# Set exercise:
Transcribe the lines below verbatim, skipping the images.

[Records from a collection]
— Begin —
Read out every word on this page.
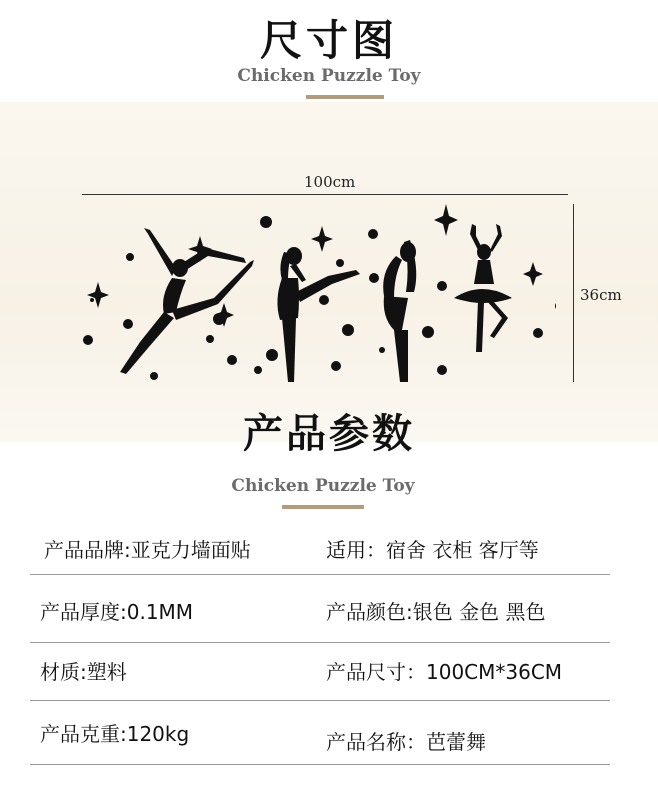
尺寸图
Chicken Puzzle Toy
100cm
36cm
产品参数
Chicken Puzzle Toy
产品品牌:亚克力墙面贴	适用：宿舍 衣柜 客厅等
产品厚度:0.1MM	产品颜色:银色 金色 黑色
材质:塑料	产品尺寸：100CM*36CM
产品克重:120kg	产品名称：芭蕾舞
— End —
# Answer to this task:
Read out every word on this page.
尺寸图
Chicken Puzzle Toy
100cm
36cm
产品参数
Chicken Puzzle Toy
产品品牌:亚克力墙面贴	适用：宿舍 衣柜 客厅等
产品厚度:0.1MM	产品颜色:银色 金色 黑色
材质:塑料	产品尺寸：100CM*36CM
产品克重:120kg	产品名称：芭蕾舞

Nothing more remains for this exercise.